AIM> Report how many lines below contain the word "data". Give only the number.

==== SUPPLIED MATERIAL ====

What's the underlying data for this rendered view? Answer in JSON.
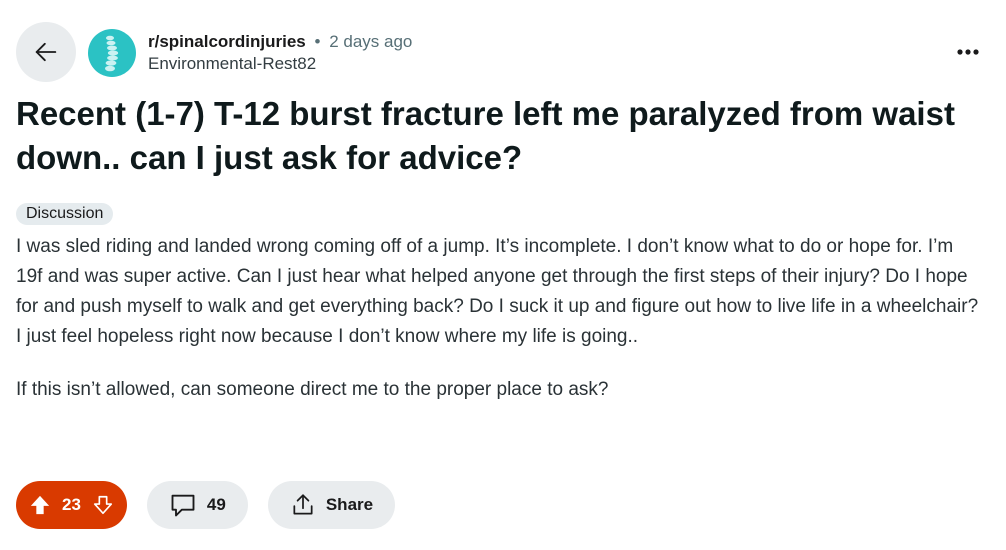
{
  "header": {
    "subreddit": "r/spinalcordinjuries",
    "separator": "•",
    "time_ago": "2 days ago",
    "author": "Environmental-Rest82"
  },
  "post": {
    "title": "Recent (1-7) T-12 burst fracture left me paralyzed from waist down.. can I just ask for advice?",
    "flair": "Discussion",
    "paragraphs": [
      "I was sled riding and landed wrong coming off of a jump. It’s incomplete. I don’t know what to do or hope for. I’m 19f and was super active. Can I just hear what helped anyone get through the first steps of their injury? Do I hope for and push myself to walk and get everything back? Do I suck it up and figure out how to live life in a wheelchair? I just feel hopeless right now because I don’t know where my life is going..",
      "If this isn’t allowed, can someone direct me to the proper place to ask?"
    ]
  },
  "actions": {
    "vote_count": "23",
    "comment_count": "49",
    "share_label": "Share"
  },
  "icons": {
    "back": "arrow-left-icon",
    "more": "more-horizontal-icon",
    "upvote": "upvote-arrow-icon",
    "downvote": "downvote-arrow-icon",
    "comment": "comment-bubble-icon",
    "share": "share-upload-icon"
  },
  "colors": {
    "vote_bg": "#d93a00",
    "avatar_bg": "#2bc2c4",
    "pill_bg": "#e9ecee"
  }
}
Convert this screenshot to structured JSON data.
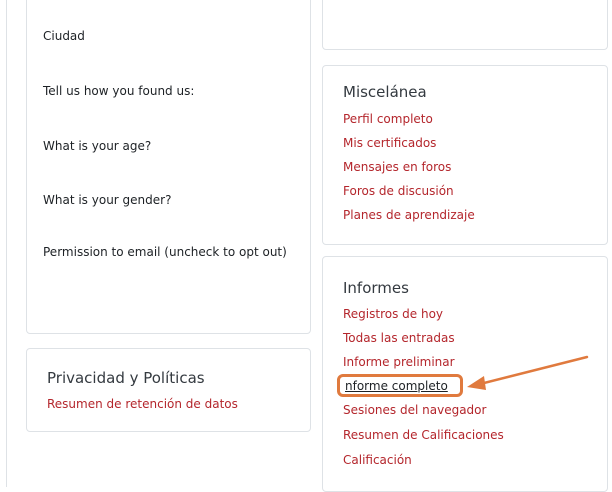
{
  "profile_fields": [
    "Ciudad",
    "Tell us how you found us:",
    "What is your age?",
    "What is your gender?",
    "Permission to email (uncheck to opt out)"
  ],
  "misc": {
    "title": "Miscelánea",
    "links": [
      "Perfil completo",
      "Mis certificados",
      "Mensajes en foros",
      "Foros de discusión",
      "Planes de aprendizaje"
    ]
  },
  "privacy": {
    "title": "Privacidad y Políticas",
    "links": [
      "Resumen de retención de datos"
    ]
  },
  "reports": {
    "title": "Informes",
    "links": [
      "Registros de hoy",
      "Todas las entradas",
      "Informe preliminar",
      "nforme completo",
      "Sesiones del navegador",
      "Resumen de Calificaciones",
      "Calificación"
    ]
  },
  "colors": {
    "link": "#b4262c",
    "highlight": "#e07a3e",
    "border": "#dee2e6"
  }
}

====

WRITTEN SOLUTION> 2